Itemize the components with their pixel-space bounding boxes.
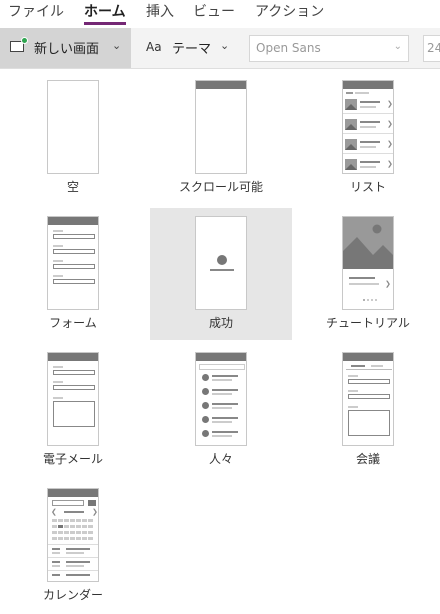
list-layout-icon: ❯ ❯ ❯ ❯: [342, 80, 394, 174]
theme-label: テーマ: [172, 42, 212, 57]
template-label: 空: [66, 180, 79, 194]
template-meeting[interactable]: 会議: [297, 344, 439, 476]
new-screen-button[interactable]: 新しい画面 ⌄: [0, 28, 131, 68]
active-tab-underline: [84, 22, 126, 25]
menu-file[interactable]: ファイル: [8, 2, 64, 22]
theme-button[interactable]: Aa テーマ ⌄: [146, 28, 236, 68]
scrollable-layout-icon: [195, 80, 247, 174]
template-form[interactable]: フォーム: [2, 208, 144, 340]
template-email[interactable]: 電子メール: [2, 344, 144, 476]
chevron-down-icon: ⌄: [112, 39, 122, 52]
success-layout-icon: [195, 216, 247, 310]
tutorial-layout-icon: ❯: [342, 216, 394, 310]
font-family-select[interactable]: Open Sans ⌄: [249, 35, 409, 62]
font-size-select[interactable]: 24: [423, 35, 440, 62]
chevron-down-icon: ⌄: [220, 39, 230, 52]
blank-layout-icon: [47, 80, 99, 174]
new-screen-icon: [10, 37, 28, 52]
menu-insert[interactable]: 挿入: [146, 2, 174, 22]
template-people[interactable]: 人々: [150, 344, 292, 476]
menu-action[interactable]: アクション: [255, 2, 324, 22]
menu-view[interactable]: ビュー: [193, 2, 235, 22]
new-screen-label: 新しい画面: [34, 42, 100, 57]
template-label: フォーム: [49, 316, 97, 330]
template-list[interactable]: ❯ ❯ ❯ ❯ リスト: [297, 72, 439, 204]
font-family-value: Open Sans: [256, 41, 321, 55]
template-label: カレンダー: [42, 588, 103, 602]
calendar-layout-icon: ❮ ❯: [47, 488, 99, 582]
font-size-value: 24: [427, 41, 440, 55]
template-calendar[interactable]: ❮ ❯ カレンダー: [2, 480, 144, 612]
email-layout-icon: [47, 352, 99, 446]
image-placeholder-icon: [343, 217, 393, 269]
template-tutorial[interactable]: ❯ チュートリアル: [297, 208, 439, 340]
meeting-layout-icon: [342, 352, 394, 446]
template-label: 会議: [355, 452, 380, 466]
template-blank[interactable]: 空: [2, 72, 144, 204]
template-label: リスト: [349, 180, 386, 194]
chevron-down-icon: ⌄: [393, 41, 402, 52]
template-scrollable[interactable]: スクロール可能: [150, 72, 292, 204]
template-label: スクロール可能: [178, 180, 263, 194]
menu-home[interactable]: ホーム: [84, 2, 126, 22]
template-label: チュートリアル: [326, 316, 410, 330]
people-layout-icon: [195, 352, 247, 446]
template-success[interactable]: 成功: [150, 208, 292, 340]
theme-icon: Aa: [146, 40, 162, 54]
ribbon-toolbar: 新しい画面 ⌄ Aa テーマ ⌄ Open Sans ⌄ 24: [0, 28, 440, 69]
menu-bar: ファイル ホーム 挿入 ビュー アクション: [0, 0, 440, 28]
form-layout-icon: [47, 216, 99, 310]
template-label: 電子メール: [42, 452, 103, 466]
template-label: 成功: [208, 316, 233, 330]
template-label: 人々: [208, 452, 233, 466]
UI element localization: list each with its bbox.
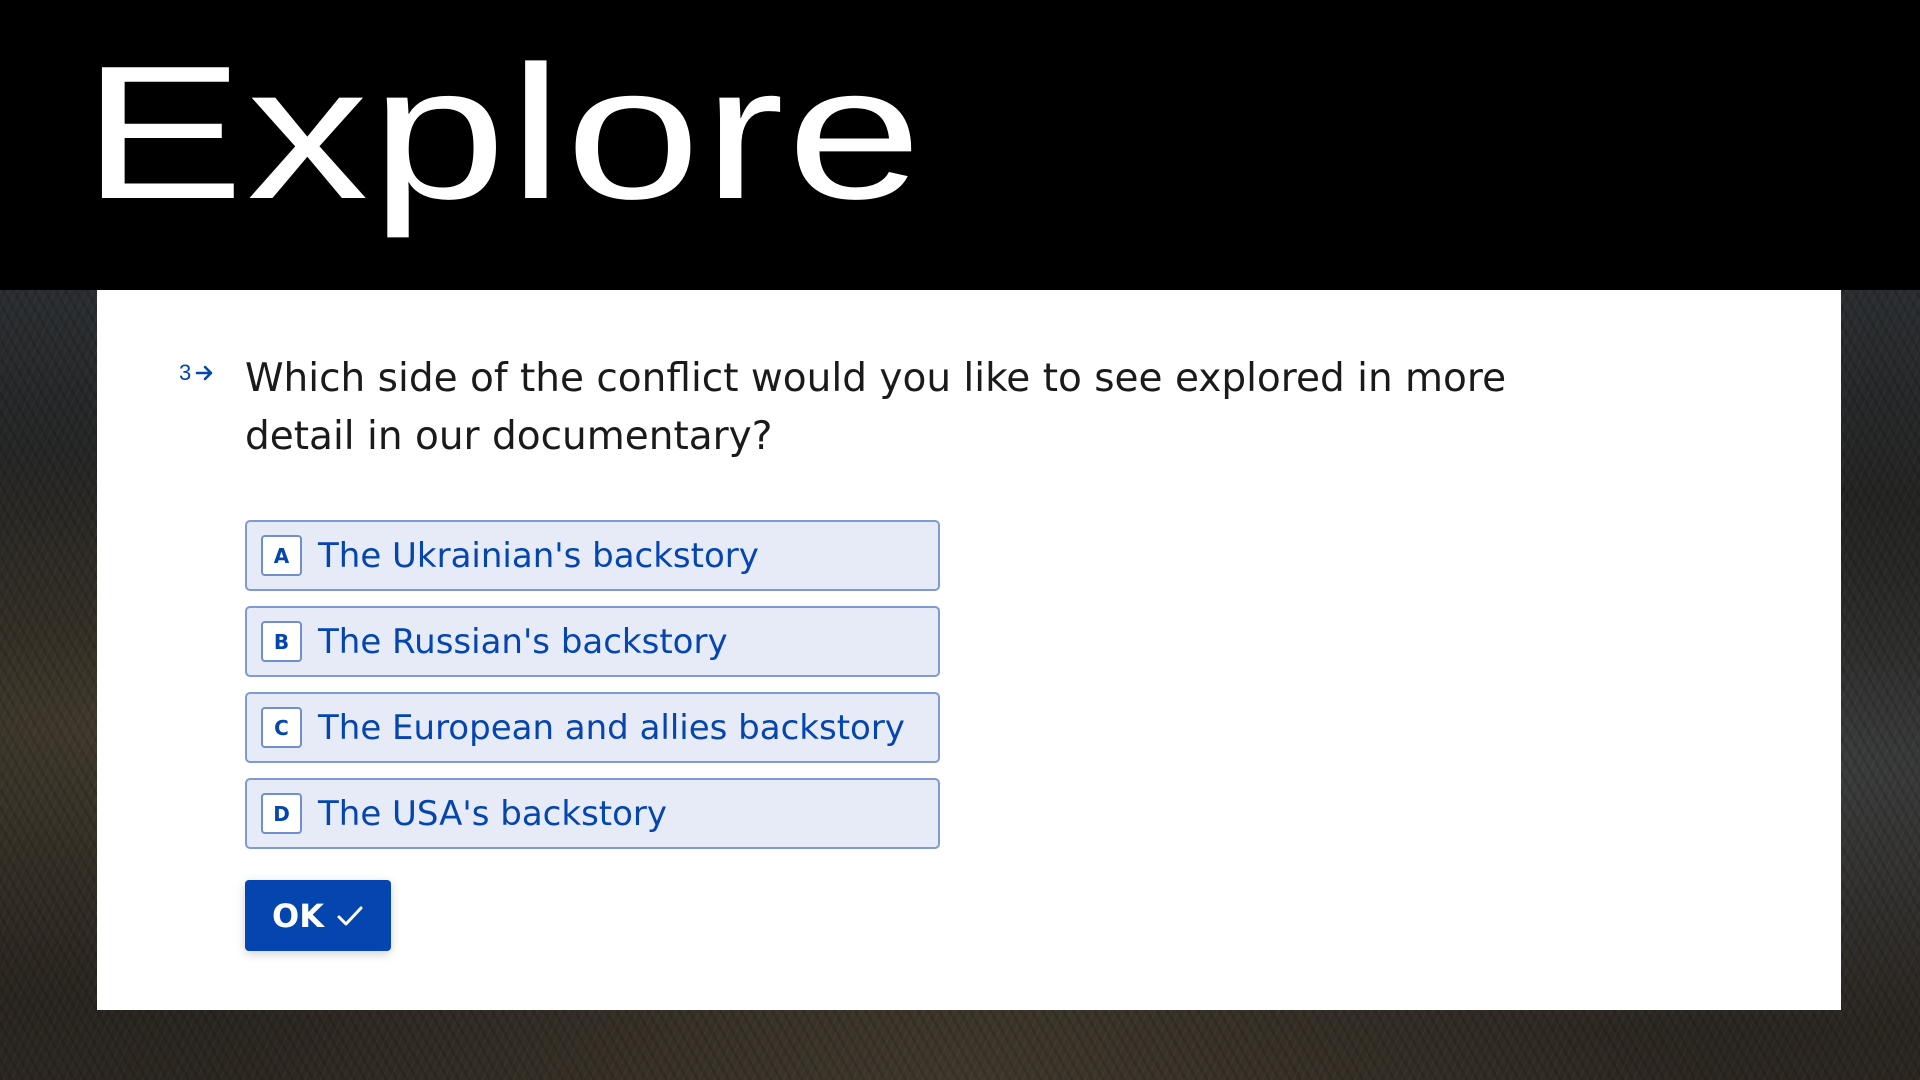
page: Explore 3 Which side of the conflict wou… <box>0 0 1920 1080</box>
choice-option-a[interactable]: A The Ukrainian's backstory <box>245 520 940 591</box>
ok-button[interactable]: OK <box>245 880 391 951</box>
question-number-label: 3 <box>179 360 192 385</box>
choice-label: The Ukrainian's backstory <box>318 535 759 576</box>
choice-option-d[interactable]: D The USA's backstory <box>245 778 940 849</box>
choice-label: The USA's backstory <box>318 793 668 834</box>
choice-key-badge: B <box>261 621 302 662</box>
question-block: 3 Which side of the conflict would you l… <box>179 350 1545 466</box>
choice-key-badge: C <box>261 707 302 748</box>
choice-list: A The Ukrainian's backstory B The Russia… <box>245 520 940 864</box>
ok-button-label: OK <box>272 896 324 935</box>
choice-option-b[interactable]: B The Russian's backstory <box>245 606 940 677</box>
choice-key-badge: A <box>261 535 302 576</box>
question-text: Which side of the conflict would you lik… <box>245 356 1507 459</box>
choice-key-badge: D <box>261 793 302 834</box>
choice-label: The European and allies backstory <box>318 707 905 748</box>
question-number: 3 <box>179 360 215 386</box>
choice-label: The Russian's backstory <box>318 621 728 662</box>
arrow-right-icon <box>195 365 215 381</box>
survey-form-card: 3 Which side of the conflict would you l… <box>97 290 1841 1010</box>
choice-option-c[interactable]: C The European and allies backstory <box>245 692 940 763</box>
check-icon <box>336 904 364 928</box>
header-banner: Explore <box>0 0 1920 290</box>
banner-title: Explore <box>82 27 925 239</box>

★ ★ ★ ★ ★

Stated goal: In every item above, substitute "history" for each occurrence of "backstory" and give the lines again with everything else unchanged. Leave the pictures out.

Task answer:
Itemize the components with their pixel-space bounding boxes.
list-layout-icon: ❯ ❯ ❯ ❯: [342, 80, 394, 174]
theme-label: テーマ: [172, 42, 212, 57]
template-label: 空: [66, 180, 79, 194]
template-meeting[interactable]: 会議: [297, 344, 439, 476]
new-screen-button[interactable]: 新しい画面 ⌄: [0, 28, 131, 68]
active-tab-underline: [84, 22, 126, 25]
menu-file[interactable]: ファイル: [8, 2, 64, 22]
theme-button[interactable]: Aa テーマ ⌄: [146, 28, 236, 68]
scrollable-layout-icon: [195, 80, 247, 174]
template-form[interactable]: フォーム: [2, 208, 144, 340]
template-email[interactable]: 電子メール: [2, 344, 144, 476]
chevron-down-icon: ⌄: [112, 39, 122, 52]
success-layout-icon: [195, 216, 247, 310]
tutorial-layout-icon: ❯: [342, 216, 394, 310]
font-family-select[interactable]: Open Sans ⌄: [249, 35, 409, 62]
font-size-select[interactable]: 24: [423, 35, 440, 62]
chevron-down-icon: ⌄: [220, 39, 230, 52]
blank-layout-icon: [47, 80, 99, 174]
new-screen-icon: [10, 37, 28, 52]
menu-insert[interactable]: 挿入: [146, 2, 174, 22]
template-people[interactable]: 人々: [150, 344, 292, 476]
menu-action[interactable]: アクション: [255, 2, 324, 22]
menu-view[interactable]: ビュー: [193, 2, 235, 22]
new-screen-label: 新しい画面: [34, 42, 100, 57]
template-label: フォーム: [49, 316, 97, 330]
template-list[interactable]: ❯ ❯ ❯ ❯ リスト: [297, 72, 439, 204]
font-family-value: Open Sans: [256, 41, 321, 55]
template-label: カレンダー: [42, 588, 103, 602]
calendar-layout-icon: ❮ ❯: [47, 488, 99, 582]
font-size-value: 24: [427, 41, 440, 55]
template-calendar[interactable]: ❮ ❯ カレンダー: [2, 480, 144, 612]
email-layout-icon: [47, 352, 99, 446]
image-placeholder-icon: [343, 217, 393, 269]
template-tutorial[interactable]: ❯ チュートリアル: [297, 208, 439, 340]
meeting-layout-icon: [342, 352, 394, 446]
template-label: 会議: [355, 452, 380, 466]
template-blank[interactable]: 空: [2, 72, 144, 204]
template-label: リスト: [349, 180, 386, 194]
chevron-down-icon: ⌄: [393, 41, 402, 52]
template-scrollable[interactable]: スクロール可能: [150, 72, 292, 204]
template-label: スクロール可能: [178, 180, 263, 194]
menu-home[interactable]: ホーム: [84, 2, 126, 22]
template-label: チュートリアル: [326, 316, 410, 330]
people-layout-icon: [195, 352, 247, 446]
template-success[interactable]: 成功: [150, 208, 292, 340]
theme-icon: Aa: [146, 40, 162, 54]
ribbon-toolbar: 新しい画面 ⌄ Aa テーマ ⌄ Open Sans ⌄ 24: [0, 28, 440, 69]
menu-bar: ファイル ホーム 挿入 ビュー アクション: [0, 0, 440, 28]
form-layout-icon: [47, 216, 99, 310]
template-label: 電子メール: [42, 452, 103, 466]
template-label: 成功: [208, 316, 233, 330]
template-label: 人々: [208, 452, 233, 466]
UI element localization: list each with its bbox.
page: Explore 3 Which side of the conflict wou… <box>0 0 1920 1080</box>
choice-option-a[interactable]: A The Ukrainian's history <box>245 520 940 591</box>
ok-button[interactable]: OK <box>245 880 391 951</box>
question-number-label: 3 <box>179 360 192 385</box>
choice-label: The Ukrainian's history <box>318 535 759 576</box>
choice-option-d[interactable]: D The USA's history <box>245 778 940 849</box>
choice-label: The USA's history <box>318 793 668 834</box>
choice-key-badge: B <box>261 621 302 662</box>
question-block: 3 Which side of the conflict would you l… <box>179 350 1545 466</box>
choice-key-badge: C <box>261 707 302 748</box>
choice-list: A The Ukrainian's history B The Russia… <box>245 520 940 864</box>
ok-button-label: OK <box>272 896 324 935</box>
choice-option-b[interactable]: B The Russian's history <box>245 606 940 677</box>
choice-key-badge: A <box>261 535 302 576</box>
question-text: Which side of the conflict would you lik… <box>245 356 1507 459</box>
choice-key-badge: D <box>261 793 302 834</box>
choice-label: The European and allies history <box>318 707 905 748</box>
question-number: 3 <box>179 360 215 386</box>
choice-label: The Russian's history <box>318 621 728 662</box>
arrow-right-icon <box>195 365 215 381</box>
survey-form-card: 3 Which side of the conflict would you l… <box>97 290 1841 1010</box>
choice-option-c[interactable]: C The European and allies history <box>245 692 940 763</box>
check-icon <box>336 904 364 928</box>
header-banner: Explore <box>0 0 1920 290</box>
banner-title: Explore <box>82 27 925 239</box>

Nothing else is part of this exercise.